What the task requires: Reproduce each record exactly.

Task input:

>>>

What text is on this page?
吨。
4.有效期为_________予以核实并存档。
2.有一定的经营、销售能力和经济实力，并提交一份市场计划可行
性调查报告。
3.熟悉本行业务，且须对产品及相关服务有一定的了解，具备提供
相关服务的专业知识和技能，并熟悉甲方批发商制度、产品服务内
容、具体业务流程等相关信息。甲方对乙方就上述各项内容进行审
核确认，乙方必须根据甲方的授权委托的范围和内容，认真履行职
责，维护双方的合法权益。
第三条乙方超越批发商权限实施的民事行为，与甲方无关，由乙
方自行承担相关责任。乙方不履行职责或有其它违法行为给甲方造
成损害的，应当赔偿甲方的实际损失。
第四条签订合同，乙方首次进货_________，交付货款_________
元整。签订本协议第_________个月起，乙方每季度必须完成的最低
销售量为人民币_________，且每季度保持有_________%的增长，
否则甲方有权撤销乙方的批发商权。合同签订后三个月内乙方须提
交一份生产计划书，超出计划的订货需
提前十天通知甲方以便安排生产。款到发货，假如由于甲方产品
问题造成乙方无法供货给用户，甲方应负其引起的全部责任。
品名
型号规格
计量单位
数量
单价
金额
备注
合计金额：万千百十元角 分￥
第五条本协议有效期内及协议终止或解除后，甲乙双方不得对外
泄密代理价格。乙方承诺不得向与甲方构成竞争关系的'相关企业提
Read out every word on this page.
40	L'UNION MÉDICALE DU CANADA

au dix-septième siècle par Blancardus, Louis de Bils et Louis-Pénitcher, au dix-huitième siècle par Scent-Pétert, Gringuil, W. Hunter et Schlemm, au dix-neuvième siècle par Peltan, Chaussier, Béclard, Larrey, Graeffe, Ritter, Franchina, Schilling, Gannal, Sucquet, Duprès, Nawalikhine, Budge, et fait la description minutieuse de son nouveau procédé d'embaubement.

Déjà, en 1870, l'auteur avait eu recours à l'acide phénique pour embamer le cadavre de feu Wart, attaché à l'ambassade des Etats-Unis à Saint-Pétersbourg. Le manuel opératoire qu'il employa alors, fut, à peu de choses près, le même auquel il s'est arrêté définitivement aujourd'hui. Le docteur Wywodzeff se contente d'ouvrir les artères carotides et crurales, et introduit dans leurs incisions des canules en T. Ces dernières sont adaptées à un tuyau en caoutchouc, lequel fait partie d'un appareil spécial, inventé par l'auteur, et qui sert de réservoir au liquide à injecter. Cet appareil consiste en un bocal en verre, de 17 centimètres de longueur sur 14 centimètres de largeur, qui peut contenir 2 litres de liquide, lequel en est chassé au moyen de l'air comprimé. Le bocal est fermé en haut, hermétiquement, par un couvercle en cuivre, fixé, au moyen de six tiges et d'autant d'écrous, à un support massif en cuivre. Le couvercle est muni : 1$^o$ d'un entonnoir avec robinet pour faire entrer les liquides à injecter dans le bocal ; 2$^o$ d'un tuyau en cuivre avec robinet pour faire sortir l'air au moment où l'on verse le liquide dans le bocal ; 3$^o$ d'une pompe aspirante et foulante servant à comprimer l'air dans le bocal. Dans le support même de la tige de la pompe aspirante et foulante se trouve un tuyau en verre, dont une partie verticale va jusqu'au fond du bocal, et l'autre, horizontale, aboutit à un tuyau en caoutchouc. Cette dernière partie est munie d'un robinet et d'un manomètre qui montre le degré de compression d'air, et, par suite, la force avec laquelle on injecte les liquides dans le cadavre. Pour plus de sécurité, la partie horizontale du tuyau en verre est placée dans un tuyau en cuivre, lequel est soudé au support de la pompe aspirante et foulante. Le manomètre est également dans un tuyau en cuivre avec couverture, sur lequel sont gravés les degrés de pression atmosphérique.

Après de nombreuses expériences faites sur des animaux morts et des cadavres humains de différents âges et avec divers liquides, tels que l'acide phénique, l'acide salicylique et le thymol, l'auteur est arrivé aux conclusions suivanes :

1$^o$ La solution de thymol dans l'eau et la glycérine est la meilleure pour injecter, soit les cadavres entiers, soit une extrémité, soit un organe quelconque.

<<<

Exercise output:
What text is on this page?
吨。
4.有效期为_________予以核实并存档。
2.有一定的经营、销售能力和经济实力，并提交一份市场计划可行
性调查报告。
3.熟悉本行业务，且须对产品及相关服务有一定的了解，具备提供
相关服务的专业知识和技能，并熟悉甲方批发商制度、产品服务内
容、具体业务流程等相关信息。甲方对乙方就上述各项内容进行审
核确认，乙方必须根据甲方的授权委托的范围和内容，认真履行职
责，维护双方的合法权益。
第三条乙方超越批发商权限实施的民事行为，与甲方无关，由乙
方自行承担相关责任。乙方不履行职责或有其它违法行为给甲方造
成损害的，应当赔偿甲方的实际损失。
第四条签订合同，乙方首次进货_________，交付货款_________
元整。签订本协议第_________个月起，乙方每季度必须完成的最低
销售量为人民币_________，且每季度保持有_________%的增长，
否则甲方有权撤销乙方的批发商权。合同签订后三个月内乙方须提
交一份生产计划书，超出计划的订货需
提前十天通知甲方以便安排生产。款到发货，假如由于甲方产品
问题造成乙方无法供货给用户，甲方应负其引起的全部责任。
品名
型号规格
计量单位
数量
单价
金额
备注
合计金额：万千百十元角 分￥
第五条本协议有效期内及协议终止或解除后，甲乙双方不得对外
泄密代理价格。乙方承诺不得向与甲方构成竞争关系的'相关企业提
Read out every word on this page.
40	L'UNION MÉDICALE DU CANADA

au dix-septième siècle par Blancardus, Louis de Bils et Louis-Pénitcher, au dix-huitième siècle par Scent-Pétert, Gringuil, W. Hunter et Schlemm, au dix-neuvième siècle par Peltan, Chaussier, Béclard, Larrey, Graeffe, Ritter, Franchina, Schilling, Gannal, Sucquet, Duprès, Nawalikhine, Budge, et fait la description minutieuse de son nouveau procédé d'embaubement.

Déjà, en 1870, l'auteur avait eu recours à l'acide phénique pour embamer le cadavre de feu Wart, attaché à l'ambassade des Etats-Unis à Saint-Pétersbourg. Le manuel opératoire qu'il employa alors, fut, à peu de choses près, le même auquel il s'est arrêté définitivement aujourd'hui. Le docteur Wywodzeff se contente d'ouvrir les artères carotides et crurales, et introduit dans leurs incisions des canules en T. Ces dernières sont adaptées à un tuyau en caoutchouc, lequel fait partie d'un appareil spécial, inventé par l'auteur, et qui sert de réservoir au liquide à injecter. Cet appareil consiste en un bocal en verre, de 17 centimètres de longueur sur 14 centimètres de largeur, qui peut contenir 2 litres de liquide, lequel en est chassé au moyen de l'air comprimé. Le bocal est fermé en haut, hermétiquement, par un couvercle en cuivre, fixé, au moyen de six tiges et d'autant d'écrous, à un support massif en cuivre. Le couvercle est muni : 1$^o$ d'un entonnoir avec robinet pour faire entrer les liquides à injecter dans le bocal ; 2$^o$ d'un tuyau en cuivre avec robinet pour faire sortir l'air au moment où l'on verse le liquide dans le bocal ; 3$^o$ d'une pompe aspirante et foulante servant à comprimer l'air dans le bocal. Dans le support même de la tige de la pompe aspirante et foulante se trouve un tuyau en verre, dont une partie verticale va jusqu'au fond du bocal, et l'autre, horizontale, aboutit à un tuyau en caoutchouc. Cette dernière partie est munie d'un robinet et d'un manomètre qui montre le degré de compression d'air, et, par suite, la force avec laquelle on injecte les liquides dans le cadavre. Pour plus de sécurité, la partie horizontale du tuyau en verre est placée dans un tuyau en cuivre, lequel est soudé au support de la pompe aspirante et foulante. Le manomètre est également dans un tuyau en cuivre avec couverture, sur lequel sont gravés les degrés de pression atmosphérique.

Après de nombreuses expériences faites sur des animaux morts et des cadavres humains de différents âges et avec divers liquides, tels que l'acide phénique, l'acide salicylique et le thymol, l'auteur est arrivé aux conclusions suivanes :

1$^o$ La solution de thymol dans l'eau et la glycérine est la meilleure pour injecter, soit les cadavres entiers, soit une extrémité, soit un organe quelconque.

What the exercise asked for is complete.